-- start TASK DATA --

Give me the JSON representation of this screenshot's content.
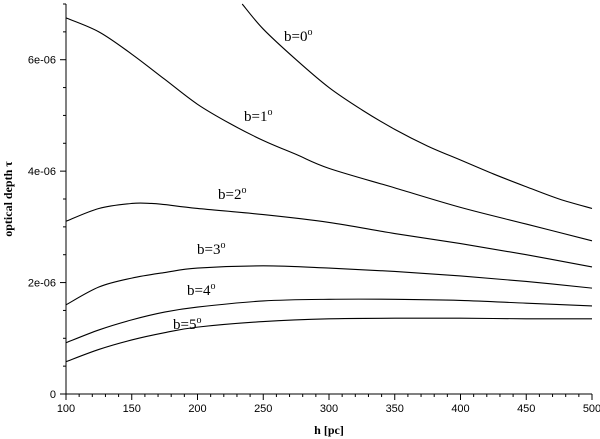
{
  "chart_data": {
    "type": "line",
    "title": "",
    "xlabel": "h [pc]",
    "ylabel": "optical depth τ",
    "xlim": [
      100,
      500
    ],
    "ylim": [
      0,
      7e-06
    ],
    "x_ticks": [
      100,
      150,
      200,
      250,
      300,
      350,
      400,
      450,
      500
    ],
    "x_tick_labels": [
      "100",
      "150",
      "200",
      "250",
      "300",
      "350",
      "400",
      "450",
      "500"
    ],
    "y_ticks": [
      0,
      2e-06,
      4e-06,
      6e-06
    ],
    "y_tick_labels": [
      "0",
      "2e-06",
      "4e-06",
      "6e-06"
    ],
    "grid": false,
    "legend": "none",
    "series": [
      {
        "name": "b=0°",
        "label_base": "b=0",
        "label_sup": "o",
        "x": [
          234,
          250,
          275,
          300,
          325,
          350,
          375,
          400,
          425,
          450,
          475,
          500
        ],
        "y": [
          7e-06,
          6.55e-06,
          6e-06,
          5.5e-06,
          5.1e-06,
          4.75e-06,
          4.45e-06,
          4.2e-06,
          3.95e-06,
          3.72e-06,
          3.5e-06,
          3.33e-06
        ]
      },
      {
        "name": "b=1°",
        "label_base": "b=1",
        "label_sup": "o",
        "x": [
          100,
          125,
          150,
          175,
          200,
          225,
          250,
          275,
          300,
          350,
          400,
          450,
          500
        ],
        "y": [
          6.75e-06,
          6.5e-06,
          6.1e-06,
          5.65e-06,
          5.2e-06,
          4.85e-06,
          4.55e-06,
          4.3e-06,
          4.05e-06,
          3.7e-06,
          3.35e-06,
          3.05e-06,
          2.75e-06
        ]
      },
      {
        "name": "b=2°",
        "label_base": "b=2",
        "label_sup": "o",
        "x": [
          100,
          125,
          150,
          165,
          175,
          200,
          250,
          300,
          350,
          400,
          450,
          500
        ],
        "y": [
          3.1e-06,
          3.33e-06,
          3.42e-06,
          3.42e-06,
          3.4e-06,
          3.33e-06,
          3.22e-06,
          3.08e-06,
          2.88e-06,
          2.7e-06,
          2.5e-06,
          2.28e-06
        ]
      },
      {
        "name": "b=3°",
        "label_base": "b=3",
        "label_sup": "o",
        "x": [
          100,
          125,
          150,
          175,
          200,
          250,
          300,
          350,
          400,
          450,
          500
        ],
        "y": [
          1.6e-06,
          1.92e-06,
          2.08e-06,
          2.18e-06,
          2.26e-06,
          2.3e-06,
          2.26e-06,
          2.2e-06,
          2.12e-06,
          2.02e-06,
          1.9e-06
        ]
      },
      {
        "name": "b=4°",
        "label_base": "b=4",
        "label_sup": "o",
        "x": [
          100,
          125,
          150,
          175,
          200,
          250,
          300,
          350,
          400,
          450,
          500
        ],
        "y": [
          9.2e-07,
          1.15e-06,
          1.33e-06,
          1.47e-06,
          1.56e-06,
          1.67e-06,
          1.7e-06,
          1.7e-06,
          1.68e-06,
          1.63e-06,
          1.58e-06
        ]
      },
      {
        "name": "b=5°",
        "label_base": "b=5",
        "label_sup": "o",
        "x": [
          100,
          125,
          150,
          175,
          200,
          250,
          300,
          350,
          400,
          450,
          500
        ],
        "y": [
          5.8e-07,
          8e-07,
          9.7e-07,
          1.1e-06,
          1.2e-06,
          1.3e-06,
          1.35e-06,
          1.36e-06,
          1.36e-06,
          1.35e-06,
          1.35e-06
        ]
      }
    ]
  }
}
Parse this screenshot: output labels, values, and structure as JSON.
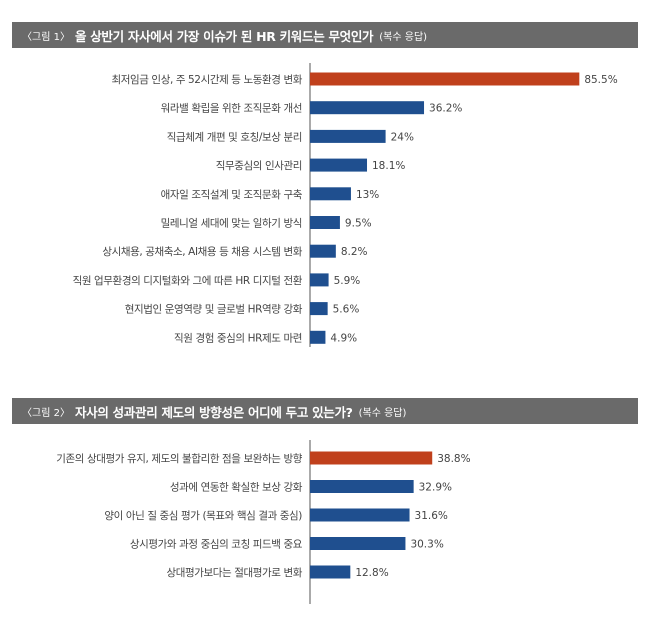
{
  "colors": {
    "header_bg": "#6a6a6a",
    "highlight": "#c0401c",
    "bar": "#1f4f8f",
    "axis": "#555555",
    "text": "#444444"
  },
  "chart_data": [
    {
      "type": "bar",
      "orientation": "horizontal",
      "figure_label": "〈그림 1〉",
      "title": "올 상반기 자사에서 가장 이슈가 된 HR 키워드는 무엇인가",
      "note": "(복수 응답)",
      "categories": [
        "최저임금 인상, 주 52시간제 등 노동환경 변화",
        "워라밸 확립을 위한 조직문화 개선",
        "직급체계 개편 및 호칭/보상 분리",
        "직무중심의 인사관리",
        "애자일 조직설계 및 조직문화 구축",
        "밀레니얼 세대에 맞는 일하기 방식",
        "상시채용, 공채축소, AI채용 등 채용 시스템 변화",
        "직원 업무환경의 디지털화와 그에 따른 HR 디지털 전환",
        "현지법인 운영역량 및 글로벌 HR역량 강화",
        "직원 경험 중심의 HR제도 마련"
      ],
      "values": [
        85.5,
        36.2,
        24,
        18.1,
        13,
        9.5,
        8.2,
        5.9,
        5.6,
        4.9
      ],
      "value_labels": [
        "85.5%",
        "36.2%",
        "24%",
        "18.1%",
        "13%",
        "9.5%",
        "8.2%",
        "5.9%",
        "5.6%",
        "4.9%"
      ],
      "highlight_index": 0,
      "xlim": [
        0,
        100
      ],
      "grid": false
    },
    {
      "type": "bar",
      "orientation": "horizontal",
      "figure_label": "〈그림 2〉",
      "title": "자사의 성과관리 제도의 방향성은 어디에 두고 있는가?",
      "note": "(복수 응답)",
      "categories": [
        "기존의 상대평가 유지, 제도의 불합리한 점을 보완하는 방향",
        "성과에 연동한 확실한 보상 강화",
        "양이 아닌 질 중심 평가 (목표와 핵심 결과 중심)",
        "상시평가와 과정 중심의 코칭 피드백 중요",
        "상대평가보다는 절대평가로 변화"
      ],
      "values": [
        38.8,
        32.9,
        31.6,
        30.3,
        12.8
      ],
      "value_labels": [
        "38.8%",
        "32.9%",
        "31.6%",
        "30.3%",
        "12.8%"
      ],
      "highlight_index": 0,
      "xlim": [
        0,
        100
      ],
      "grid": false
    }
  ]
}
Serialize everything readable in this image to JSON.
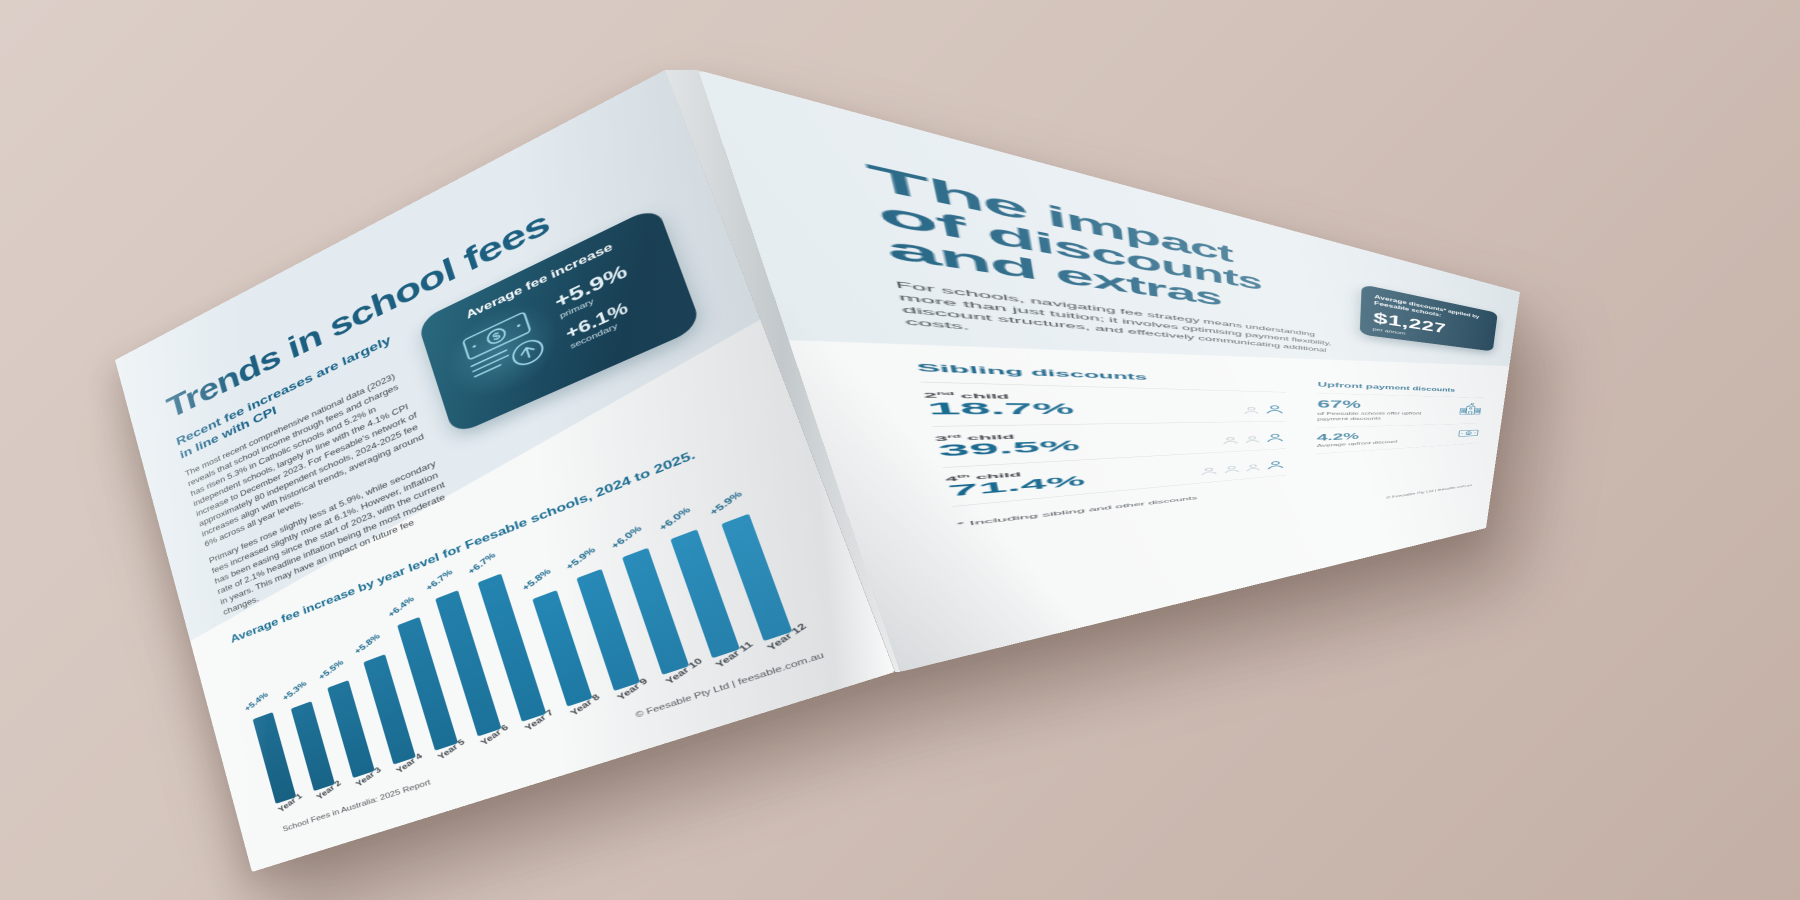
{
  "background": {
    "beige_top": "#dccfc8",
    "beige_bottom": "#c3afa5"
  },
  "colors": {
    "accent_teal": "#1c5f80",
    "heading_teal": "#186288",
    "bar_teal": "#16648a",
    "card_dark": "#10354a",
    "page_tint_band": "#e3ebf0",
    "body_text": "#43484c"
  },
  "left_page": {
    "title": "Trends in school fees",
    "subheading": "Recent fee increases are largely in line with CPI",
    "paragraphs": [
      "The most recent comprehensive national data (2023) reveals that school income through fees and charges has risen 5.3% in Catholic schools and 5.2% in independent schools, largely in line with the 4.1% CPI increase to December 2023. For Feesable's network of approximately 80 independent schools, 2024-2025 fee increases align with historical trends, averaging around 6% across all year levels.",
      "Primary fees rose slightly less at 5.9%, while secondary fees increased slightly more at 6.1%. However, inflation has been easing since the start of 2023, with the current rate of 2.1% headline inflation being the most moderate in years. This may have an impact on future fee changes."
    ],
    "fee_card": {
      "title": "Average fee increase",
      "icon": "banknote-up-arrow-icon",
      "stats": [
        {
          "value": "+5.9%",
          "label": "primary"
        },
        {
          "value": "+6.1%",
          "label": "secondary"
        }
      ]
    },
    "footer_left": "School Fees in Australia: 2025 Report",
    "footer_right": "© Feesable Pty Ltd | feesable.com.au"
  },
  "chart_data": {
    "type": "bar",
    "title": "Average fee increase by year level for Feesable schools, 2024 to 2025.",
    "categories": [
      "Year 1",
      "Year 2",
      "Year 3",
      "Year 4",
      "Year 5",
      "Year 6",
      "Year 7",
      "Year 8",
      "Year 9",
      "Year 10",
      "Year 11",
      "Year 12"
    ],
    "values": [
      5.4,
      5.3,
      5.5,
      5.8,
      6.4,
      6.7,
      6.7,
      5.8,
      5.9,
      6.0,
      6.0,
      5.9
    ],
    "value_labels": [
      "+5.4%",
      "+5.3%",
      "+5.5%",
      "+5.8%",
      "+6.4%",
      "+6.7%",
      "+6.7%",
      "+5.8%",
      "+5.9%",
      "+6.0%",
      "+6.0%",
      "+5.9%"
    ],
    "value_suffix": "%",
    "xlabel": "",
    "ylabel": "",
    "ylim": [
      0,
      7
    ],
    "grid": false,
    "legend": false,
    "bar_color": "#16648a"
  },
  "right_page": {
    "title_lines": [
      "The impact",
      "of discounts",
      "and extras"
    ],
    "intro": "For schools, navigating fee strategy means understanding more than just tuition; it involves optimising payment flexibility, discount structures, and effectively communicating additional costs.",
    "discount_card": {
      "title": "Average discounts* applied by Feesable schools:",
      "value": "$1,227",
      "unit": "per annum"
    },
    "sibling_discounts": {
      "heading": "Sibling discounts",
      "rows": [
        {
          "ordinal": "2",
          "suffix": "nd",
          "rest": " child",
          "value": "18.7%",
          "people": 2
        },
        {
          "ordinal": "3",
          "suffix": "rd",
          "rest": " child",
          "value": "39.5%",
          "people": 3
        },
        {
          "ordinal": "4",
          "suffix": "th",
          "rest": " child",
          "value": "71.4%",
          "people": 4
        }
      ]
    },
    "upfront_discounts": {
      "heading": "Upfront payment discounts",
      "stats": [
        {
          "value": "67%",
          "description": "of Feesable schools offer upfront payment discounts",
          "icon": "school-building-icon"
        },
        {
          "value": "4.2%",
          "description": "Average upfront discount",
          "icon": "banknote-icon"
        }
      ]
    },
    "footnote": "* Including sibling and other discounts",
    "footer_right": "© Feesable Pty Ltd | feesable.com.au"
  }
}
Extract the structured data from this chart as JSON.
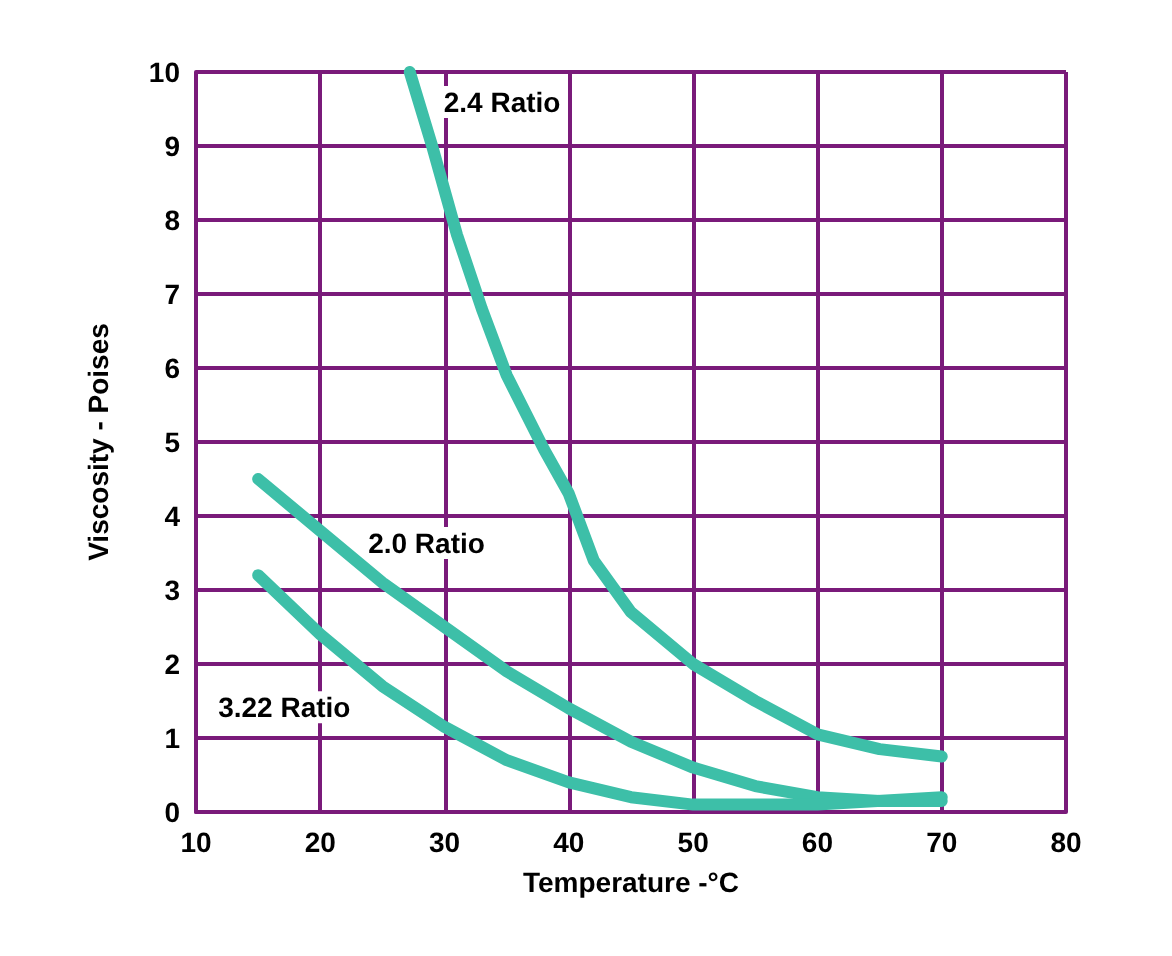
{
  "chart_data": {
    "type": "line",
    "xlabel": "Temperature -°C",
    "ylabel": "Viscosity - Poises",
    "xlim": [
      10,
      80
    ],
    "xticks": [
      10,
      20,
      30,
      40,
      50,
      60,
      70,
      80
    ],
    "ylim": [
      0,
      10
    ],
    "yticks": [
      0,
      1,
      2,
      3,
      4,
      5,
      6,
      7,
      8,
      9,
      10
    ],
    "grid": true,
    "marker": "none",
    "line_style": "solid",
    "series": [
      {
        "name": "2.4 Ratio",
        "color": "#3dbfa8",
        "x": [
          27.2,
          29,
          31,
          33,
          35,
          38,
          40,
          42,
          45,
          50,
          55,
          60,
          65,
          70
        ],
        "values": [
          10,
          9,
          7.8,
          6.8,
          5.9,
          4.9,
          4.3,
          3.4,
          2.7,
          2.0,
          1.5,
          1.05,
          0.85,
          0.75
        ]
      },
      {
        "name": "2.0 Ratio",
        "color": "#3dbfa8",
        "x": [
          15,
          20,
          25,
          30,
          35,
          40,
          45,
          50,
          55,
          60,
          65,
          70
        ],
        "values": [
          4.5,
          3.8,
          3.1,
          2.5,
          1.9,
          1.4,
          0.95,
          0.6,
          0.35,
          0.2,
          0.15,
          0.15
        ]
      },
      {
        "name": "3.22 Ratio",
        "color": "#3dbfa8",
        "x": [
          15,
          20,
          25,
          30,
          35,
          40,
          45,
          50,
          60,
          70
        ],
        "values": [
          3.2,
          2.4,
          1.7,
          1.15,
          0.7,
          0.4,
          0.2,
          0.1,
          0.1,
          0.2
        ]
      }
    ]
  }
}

-- end TASK DATA --

EXERCISE OBJECTIVE. Which lines hold the word "secondary"? Copy each of them from the records.

TASK SOLUTION.
      "Primary fees rose slightly less at 5.9%, while secondary fees increased slightly more at 6.1%. However, inflation has been easing since the start of 2023, with the current rate of 2.1% headline inflation being the most moderate in years. This may have an impact on future fee changes."
          "label": "secondary"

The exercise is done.